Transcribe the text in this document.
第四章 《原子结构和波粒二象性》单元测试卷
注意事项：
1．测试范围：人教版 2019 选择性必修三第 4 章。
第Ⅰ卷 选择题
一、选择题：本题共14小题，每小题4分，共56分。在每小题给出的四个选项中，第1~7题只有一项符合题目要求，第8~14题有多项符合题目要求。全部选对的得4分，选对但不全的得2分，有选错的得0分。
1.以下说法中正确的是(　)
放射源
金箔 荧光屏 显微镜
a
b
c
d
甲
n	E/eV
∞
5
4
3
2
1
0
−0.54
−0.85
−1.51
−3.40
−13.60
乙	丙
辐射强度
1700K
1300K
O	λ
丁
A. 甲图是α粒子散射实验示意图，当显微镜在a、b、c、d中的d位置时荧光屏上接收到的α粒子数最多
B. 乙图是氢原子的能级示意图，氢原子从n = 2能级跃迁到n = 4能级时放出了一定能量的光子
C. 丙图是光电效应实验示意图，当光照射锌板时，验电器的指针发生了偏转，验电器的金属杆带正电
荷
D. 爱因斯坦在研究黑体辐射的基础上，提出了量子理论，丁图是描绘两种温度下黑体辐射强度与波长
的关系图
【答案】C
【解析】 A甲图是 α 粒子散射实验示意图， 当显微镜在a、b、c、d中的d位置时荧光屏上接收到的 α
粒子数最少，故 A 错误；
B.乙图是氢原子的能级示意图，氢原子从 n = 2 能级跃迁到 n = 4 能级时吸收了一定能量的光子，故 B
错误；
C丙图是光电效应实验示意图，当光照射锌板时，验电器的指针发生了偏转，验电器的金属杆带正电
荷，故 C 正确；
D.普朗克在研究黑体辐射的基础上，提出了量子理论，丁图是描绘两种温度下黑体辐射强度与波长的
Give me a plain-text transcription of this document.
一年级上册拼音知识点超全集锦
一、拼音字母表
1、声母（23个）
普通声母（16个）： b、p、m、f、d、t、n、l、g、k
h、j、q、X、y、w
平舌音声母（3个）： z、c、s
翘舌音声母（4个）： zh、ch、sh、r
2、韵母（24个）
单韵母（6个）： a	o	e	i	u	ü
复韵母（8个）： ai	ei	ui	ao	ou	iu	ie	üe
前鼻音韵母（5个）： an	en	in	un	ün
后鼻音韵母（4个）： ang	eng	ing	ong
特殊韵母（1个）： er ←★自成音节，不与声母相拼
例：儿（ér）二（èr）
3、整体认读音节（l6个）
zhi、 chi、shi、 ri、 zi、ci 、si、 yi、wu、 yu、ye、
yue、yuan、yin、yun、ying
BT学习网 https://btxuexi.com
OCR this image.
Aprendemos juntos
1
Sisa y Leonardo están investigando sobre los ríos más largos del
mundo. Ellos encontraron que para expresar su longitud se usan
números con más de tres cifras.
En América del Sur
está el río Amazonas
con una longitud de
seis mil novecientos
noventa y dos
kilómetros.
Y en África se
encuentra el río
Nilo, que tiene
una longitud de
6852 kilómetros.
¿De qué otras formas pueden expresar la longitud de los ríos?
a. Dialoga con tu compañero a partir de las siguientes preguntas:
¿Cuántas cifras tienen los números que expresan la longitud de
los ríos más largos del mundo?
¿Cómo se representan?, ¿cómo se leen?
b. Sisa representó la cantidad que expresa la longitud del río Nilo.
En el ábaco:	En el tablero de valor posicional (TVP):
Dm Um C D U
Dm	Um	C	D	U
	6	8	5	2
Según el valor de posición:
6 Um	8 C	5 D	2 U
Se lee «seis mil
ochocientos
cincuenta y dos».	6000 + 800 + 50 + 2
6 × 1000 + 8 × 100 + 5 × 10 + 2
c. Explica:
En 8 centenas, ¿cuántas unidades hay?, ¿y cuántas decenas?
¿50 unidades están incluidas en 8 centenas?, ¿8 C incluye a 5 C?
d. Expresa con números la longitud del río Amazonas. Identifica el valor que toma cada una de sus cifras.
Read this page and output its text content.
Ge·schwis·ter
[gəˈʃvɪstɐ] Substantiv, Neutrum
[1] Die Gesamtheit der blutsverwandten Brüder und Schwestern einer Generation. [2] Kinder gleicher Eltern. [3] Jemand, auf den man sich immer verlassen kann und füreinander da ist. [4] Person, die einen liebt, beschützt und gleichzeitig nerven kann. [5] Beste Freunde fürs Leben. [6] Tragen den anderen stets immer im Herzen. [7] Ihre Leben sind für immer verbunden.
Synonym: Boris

============================================================

**Task description:**
Write the listing out again, exactly as it reads.

**Correct output:**
Transcribe the text in this document.
第四章 《原子结构和波粒二象性》单元测试卷
注意事项：
1．测试范围：人教版 2019 选择性必修三第 4 章。
第Ⅰ卷 选择题
一、选择题：本题共14小题，每小题4分，共56分。在每小题给出的四个选项中，第1~7题只有一项符合题目要求，第8~14题有多项符合题目要求。全部选对的得4分，选对但不全的得2分，有选错的得0分。
1.以下说法中正确的是(　)
放射源
金箔 荧光屏 显微镜
a
b
c
d
甲
n	E/eV
∞
5
4
3
2
1
0
−0.54
−0.85
−1.51
−3.40
−13.60
乙	丙
辐射强度
1700K
1300K
O	λ
丁
A. 甲图是α粒子散射实验示意图，当显微镜在a、b、c、d中的d位置时荧光屏上接收到的α粒子数最多
B. 乙图是氢原子的能级示意图，氢原子从n = 2能级跃迁到n = 4能级时放出了一定能量的光子
C. 丙图是光电效应实验示意图，当光照射锌板时，验电器的指针发生了偏转，验电器的金属杆带正电
荷
D. 爱因斯坦在研究黑体辐射的基础上，提出了量子理论，丁图是描绘两种温度下黑体辐射强度与波长
的关系图
【答案】C
【解析】 A甲图是 α 粒子散射实验示意图， 当显微镜在a、b、c、d中的d位置时荧光屏上接收到的 α
粒子数最少，故 A 错误；
B.乙图是氢原子的能级示意图，氢原子从 n = 2 能级跃迁到 n = 4 能级时吸收了一定能量的光子，故 B
错误；
C丙图是光电效应实验示意图，当光照射锌板时，验电器的指针发生了偏转，验电器的金属杆带正电
荷，故 C 正确；
D.普朗克在研究黑体辐射的基础上，提出了量子理论，丁图是描绘两种温度下黑体辐射强度与波长的
Give me a plain-text transcription of this document.
一年级上册拼音知识点超全集锦
一、拼音字母表
1、声母（23个）
普通声母（16个）： b、p、m、f、d、t、n、l、g、k
h、j、q、X、y、w
平舌音声母（3个）： z、c、s
翘舌音声母（4个）： zh、ch、sh、r
2、韵母（24个）
单韵母（6个）： a	o	e	i	u	ü
复韵母（8个）： ai	ei	ui	ao	ou	iu	ie	üe
前鼻音韵母（5个）： an	en	in	un	ün
后鼻音韵母（4个）： ang	eng	ing	ong
特殊韵母（1个）： er ←★自成音节，不与声母相拼
例：儿（ér）二（èr）
3、整体认读音节（l6个）
zhi、 chi、shi、 ri、 zi、ci 、si、 yi、wu、 yu、ye、
yue、yuan、yin、yun、ying
BT学习网 https://btxuexi.com
OCR this image.
Aprendemos juntos
1
Sisa y Leonardo están investigando sobre los ríos más largos del
mundo. Ellos encontraron que para expresar su longitud se usan
números con más de tres cifras.
En América del Sur
está el río Amazonas
con una longitud de
seis mil novecientos
noventa y dos
kilómetros.
Y en África se
encuentra el río
Nilo, que tiene
una longitud de
6852 kilómetros.
¿De qué otras formas pueden expresar la longitud de los ríos?
a. Dialoga con tu compañero a partir de las siguientes preguntas:
¿Cuántas cifras tienen los números que expresan la longitud de
los ríos más largos del mundo?
¿Cómo se representan?, ¿cómo se leen?
b. Sisa representó la cantidad que expresa la longitud del río Nilo.
En el ábaco:	En el tablero de valor posicional (TVP):
Dm Um C D U
Dm	Um	C	D	U
	6	8	5	2
Según el valor de posición:
6 Um	8 C	5 D	2 U
Se lee «seis mil
ochocientos
cincuenta y dos».	6000 + 800 + 50 + 2
6 × 1000 + 8 × 100 + 5 × 10 + 2
c. Explica:
En 8 centenas, ¿cuántas unidades hay?, ¿y cuántas decenas?
¿50 unidades están incluidas en 8 centenas?, ¿8 C incluye a 5 C?
d. Expresa con números la longitud del río Amazonas. Identifica el valor que toma cada una de sus cifras.
Read this page and output its text content.
Ge·schwis·ter
[gəˈʃvɪstɐ] Substantiv, Neutrum
[1] Die Gesamtheit der blutsverwandten Brüder und Schwestern einer Generation. [2] Kinder gleicher Eltern. [3] Jemand, auf den man sich immer verlassen kann und füreinander da ist. [4] Person, die einen liebt, beschützt und gleichzeitig nerven kann. [5] Beste Freunde fürs Leben. [6] Tragen den anderen stets immer im Herzen. [7] Ihre Leben sind für immer verbunden.
Synonym: Boris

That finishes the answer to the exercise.